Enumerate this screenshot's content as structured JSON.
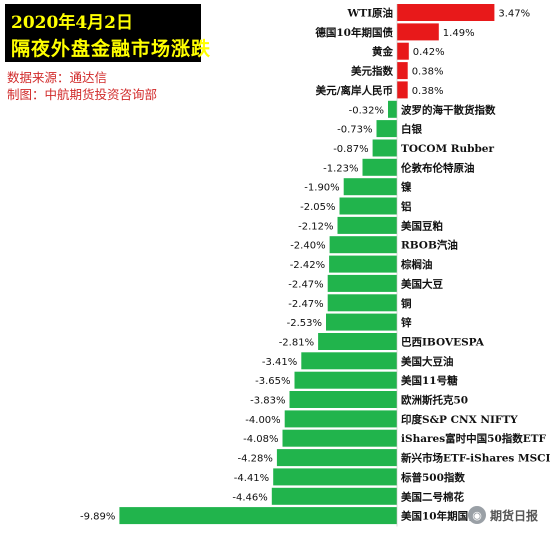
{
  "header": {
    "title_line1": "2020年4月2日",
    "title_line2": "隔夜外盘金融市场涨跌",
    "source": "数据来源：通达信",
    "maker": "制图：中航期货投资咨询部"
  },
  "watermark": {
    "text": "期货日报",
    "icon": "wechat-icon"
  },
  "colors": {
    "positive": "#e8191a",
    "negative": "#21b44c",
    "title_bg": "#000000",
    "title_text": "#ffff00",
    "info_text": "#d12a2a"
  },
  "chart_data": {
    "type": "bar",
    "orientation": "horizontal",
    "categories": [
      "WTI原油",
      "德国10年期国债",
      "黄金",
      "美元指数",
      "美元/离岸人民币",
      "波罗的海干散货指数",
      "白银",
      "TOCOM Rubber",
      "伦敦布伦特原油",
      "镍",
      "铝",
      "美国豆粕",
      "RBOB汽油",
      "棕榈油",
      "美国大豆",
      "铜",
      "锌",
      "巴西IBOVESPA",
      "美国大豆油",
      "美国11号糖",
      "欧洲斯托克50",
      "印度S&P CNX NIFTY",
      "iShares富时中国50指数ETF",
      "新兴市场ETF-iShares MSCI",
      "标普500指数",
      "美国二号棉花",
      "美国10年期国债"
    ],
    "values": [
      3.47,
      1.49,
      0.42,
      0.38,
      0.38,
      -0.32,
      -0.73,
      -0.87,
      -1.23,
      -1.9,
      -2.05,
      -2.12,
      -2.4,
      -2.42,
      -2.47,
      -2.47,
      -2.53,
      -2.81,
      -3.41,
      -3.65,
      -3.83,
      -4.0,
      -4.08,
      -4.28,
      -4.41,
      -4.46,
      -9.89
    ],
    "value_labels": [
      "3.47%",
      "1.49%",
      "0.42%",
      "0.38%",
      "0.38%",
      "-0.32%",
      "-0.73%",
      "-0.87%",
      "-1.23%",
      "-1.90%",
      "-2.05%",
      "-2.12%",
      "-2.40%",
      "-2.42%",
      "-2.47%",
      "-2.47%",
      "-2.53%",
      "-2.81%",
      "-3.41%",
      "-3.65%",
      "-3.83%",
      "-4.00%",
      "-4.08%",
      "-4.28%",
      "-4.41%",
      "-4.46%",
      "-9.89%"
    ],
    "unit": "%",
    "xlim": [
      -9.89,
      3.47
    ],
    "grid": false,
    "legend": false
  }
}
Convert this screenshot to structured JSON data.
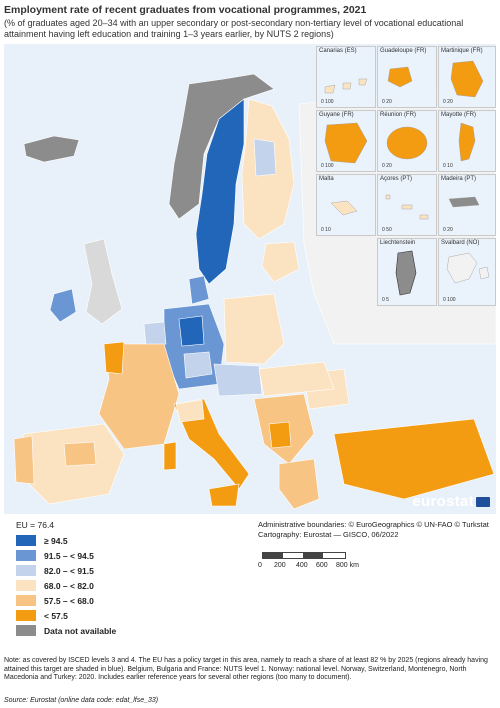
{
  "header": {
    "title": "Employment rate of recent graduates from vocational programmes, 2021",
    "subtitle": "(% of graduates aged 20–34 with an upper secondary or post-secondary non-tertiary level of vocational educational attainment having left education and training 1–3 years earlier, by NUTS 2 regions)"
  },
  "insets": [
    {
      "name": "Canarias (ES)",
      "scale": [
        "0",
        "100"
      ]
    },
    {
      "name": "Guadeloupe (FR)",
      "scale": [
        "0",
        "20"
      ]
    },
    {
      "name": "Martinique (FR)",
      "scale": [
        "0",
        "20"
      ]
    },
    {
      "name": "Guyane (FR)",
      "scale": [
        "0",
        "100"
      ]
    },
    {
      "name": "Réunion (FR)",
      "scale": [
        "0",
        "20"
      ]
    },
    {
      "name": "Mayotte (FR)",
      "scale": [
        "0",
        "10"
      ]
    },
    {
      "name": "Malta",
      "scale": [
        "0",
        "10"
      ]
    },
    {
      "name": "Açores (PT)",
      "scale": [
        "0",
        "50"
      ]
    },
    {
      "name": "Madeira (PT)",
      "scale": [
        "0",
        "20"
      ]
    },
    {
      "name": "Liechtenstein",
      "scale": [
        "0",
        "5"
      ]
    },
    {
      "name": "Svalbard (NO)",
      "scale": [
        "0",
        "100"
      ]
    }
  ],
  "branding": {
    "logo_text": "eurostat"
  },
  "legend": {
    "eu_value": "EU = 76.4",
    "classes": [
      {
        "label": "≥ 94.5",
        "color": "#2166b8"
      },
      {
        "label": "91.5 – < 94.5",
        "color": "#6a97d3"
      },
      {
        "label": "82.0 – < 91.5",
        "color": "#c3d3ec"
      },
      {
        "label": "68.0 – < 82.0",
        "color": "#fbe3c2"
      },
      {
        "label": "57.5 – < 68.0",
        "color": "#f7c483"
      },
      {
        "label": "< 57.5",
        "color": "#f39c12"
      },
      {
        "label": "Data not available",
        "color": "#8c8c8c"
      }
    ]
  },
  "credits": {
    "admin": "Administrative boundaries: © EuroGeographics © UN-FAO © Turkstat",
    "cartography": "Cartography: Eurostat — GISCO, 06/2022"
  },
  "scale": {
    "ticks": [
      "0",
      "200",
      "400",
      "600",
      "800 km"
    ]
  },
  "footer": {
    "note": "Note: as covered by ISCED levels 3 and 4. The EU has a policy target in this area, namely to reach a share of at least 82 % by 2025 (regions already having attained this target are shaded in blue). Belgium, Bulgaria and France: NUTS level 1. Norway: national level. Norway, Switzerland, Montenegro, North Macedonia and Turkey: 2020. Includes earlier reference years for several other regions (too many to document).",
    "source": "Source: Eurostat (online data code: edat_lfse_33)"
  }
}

——————————

• WHAT YOU SHOULD DO:
In the entries above, find each line with the string "screenshot" and copy it.

• SOLUTION FOR THIS EXERCISE:
Enumerate this screenshot's content as structured JSON.
Convert this screenshot to structured JSON data.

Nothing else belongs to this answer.